(Saved entries)
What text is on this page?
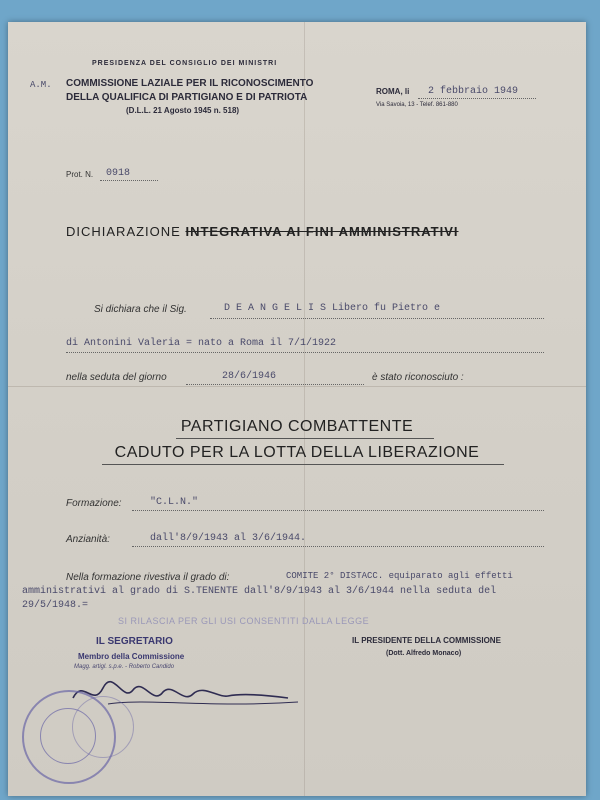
PRESIDENZA DEL CONSIGLIO DEI MINISTRI
A.M. COMMISSIONE LAZIALE PER IL RICONOSCIMENTO
DELLA QUALIFICA DI PARTIGIANO E DI PATRIOTA
(D.L.L. 21 Agosto 1945 n. 518)
ROMA, li 2 febbraio 1949
Via Savoia, 13 - Telef. 861-880
Prot. N. 0918
DICHIARAZIONE INTEGRATIVA AI FINI AMMINISTRATIVI
Si dichiara che il Sig.	D E A N G E L I S Libero fu Pietro e
di Antonini Valeria = nato a Roma il 7/1/1922
nella seduta del giorno	28/6/1946	è stato riconosciuto :
PARTIGIANO COMBATTENTE
CADUTO PER LA LOTTA DELLA LIBERAZIONE
Formazione:	"C.L.N."
Anzianità:	dall'8/9/1943 al 3/6/1944.
Nella formazione rivestiva il grado di:	COMITE 2° DISTACC. equiparato agli effetti
amministrativi al grado di S.TENENTE dall'8/9/1943 al 3/6/1944 nella seduta del
29/5/1948.=
SI RILASCIA PER GLI USI CONSENTITI DALLA LEGGE
IL SEGRETARIO
Membro della Commissione
Magg. artigl. s.p.e. - Roberto Candido
IL PRESIDENTE DELLA COMMISSIONE
(Dott. Alfredo Monaco)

● PROBLEM TO SOLVE
Transcribe the full listing above exactly as it stands, minus the pictures.

● SOLUTION TO THE PROBLEM
What text is on this page?
PRESIDENZA DEL CONSIGLIO DEI MINISTRI
A.M. COMMISSIONE LAZIALE PER IL RICONOSCIMENTO
DELLA QUALIFICA DI PARTIGIANO E DI PATRIOTA
(D.L.L. 21 Agosto 1945 n. 518)
ROMA, li 2 febbraio 1949
Via Savoia, 13 - Telef. 861-880
Prot. N. 0918
DICHIARAZIONE INTEGRATIVA AI FINI AMMINISTRATIVI
Si dichiara che il Sig.	D E A N G E L I S Libero fu Pietro e
di Antonini Valeria = nato a Roma il 7/1/1922
nella seduta del giorno	28/6/1946	è stato riconosciuto :
PARTIGIANO COMBATTENTE
CADUTO PER LA LOTTA DELLA LIBERAZIONE
Formazione:	"C.L.N."
Anzianità:	dall'8/9/1943 al 3/6/1944.
Nella formazione rivestiva il grado di:	COMITE 2° DISTACC. equiparato agli effetti
amministrativi al grado di S.TENENTE dall'8/9/1943 al 3/6/1944 nella seduta del
29/5/1948.=
SI RILASCIA PER GLI USI CONSENTITI DALLA LEGGE
IL SEGRETARIO
Membro della Commissione
Magg. artigl. s.p.e. - Roberto Candido
IL PRESIDENTE DELLA COMMISSIONE
(Dott. Alfredo Monaco)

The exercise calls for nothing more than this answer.